### Task requirements:
Select all lines with the string "assuming" in them, and copy those lines.

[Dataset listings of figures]
++++++++++
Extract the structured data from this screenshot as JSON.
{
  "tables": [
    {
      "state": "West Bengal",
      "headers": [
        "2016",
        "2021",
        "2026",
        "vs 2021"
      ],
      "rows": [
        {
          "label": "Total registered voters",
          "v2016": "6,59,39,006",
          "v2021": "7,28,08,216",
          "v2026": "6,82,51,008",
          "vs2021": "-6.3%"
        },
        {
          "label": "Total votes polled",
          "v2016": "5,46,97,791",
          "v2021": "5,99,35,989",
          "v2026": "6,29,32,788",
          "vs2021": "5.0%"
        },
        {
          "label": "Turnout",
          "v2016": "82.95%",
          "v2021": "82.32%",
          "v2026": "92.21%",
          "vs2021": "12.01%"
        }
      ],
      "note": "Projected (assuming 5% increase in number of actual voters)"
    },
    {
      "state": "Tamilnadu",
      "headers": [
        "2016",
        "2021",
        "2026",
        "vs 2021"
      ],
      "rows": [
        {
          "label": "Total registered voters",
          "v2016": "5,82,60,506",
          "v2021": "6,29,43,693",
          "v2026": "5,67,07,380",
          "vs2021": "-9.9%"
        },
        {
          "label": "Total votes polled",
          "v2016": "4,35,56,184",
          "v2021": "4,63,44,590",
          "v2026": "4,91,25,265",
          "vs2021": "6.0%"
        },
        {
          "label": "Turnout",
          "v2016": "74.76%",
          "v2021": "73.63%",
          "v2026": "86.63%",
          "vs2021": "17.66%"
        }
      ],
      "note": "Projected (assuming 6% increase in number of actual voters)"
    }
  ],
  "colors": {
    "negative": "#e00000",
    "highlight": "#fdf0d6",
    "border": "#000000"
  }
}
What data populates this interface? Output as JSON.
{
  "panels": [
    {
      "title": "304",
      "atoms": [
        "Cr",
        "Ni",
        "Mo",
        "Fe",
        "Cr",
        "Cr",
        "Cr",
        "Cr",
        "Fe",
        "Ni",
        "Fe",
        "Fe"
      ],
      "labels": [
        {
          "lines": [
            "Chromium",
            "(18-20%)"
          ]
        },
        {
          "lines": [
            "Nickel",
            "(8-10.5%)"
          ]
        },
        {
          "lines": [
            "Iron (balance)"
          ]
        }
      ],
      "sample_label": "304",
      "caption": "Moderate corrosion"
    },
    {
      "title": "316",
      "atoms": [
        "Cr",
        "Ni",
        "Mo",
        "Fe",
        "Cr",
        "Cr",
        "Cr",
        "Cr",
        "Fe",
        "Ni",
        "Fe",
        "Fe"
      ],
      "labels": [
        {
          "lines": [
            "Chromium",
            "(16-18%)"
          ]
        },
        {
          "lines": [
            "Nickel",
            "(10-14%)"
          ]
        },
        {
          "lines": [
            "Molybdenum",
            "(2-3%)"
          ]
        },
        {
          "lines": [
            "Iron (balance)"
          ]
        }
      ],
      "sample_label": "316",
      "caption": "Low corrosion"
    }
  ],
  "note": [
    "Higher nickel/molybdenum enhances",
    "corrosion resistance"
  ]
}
++++++++++
### Solution for this task:
      "note": "Projected (assuming 5% increase in number of actual voters)"
      "note": "Projected (assuming 6% increase in number of actual voters)"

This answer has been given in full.